### Task to carry out
Rewrite the items as a numbered list, from the start of the records through the line containing "task-create-view[interactable]: Créer une", with that line included and any blank lines left out.

═════ Material ═════

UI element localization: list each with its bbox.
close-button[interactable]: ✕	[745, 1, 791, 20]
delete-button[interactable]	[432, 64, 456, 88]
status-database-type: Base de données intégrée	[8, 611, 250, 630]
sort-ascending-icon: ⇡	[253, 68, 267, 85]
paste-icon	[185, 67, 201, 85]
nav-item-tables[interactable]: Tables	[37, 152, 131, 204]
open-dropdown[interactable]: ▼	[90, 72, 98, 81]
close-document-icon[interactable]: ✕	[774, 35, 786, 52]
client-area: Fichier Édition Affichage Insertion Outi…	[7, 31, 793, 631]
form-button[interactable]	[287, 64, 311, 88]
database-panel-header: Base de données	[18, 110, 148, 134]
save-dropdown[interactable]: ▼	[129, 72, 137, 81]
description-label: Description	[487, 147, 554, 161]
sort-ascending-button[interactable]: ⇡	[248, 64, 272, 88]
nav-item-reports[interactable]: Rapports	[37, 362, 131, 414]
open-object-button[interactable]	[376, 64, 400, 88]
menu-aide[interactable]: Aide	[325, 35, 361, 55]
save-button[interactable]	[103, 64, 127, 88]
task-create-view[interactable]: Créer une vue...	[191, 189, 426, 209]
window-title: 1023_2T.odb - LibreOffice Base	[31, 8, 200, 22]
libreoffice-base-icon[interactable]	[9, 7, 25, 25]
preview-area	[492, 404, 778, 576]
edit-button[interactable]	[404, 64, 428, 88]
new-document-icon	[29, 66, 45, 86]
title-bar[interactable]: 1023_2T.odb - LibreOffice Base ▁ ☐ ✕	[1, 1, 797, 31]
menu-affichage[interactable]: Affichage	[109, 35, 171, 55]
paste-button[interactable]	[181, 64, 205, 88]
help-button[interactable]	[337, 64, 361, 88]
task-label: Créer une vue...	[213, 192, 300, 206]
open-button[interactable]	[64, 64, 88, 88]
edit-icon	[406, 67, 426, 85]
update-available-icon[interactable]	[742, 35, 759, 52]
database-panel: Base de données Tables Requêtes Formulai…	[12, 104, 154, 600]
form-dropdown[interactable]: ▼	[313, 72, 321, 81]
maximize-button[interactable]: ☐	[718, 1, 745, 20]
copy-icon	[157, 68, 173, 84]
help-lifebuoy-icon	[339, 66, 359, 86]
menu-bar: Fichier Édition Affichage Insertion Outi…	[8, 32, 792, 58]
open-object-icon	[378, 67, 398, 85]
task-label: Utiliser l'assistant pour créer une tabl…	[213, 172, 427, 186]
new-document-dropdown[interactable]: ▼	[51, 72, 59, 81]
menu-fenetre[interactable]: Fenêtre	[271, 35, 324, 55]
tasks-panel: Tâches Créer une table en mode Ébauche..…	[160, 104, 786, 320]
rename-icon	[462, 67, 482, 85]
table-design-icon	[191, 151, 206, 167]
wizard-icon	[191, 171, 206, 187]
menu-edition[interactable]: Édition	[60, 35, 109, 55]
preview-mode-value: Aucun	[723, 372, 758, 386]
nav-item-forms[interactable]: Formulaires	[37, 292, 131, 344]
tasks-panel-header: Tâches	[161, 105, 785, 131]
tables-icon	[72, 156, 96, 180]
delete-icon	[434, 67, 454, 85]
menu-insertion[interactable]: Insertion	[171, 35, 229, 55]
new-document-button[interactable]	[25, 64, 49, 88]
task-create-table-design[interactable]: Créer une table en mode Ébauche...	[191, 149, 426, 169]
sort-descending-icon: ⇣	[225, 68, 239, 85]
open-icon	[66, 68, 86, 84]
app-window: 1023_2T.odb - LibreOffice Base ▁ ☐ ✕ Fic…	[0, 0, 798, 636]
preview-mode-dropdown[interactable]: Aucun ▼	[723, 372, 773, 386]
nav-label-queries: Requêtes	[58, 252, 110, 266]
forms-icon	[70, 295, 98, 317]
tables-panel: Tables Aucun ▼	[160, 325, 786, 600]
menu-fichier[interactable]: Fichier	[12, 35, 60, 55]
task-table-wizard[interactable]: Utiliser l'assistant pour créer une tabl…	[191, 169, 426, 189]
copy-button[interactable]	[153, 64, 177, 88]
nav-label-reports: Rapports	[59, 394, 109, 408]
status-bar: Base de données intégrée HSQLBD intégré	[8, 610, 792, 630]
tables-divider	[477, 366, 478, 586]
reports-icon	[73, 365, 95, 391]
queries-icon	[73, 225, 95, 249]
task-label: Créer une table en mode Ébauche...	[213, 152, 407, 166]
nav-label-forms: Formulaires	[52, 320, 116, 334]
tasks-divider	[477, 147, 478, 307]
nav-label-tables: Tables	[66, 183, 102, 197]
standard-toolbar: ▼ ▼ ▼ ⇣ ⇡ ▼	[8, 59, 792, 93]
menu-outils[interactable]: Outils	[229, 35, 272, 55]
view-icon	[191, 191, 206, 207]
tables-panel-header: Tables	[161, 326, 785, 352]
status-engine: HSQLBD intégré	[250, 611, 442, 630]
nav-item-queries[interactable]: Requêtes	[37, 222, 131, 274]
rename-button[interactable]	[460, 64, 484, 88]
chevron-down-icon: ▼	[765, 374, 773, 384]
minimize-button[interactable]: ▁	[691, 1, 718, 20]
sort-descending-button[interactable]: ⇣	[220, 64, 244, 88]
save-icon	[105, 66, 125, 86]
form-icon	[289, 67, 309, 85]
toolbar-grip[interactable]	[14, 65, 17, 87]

═════

### Answer for this exercise
1. UI element localization: list each with its bbox.
2. close-button[interactable]: ✕	[745, 1, 791, 20]
3. delete-button[interactable]	[432, 64, 456, 88]
4. status-database-type: Base de données intégrée	[8, 611, 250, 630]
5. sort-ascending-icon: ⇡	[253, 68, 267, 85]
6. paste-icon	[185, 67, 201, 85]
7. nav-item-tables[interactable]: Tables	[37, 152, 131, 204]
8. open-dropdown[interactable]: ▼	[90, 72, 98, 81]
9. close-document-icon[interactable]: ✕	[774, 35, 786, 52]
10. client-area: Fichier Édition Affichage Insertion Outi…	[7, 31, 793, 631]
11. form-button[interactable]	[287, 64, 311, 88]
12. database-panel-header: Base de données	[18, 110, 148, 134]
13. save-dropdown[interactable]: ▼	[129, 72, 137, 81]
14. description-label: Description	[487, 147, 554, 161]
15. sort-ascending-button[interactable]: ⇡	[248, 64, 272, 88]
16. nav-item-reports[interactable]: Rapports	[37, 362, 131, 414]
17. open-object-button[interactable]	[376, 64, 400, 88]
18. menu-aide[interactable]: Aide	[325, 35, 361, 55]
19. save-button[interactable]	[103, 64, 127, 88]
20. task-create-view[interactable]: Créer une vue...	[191, 189, 426, 209]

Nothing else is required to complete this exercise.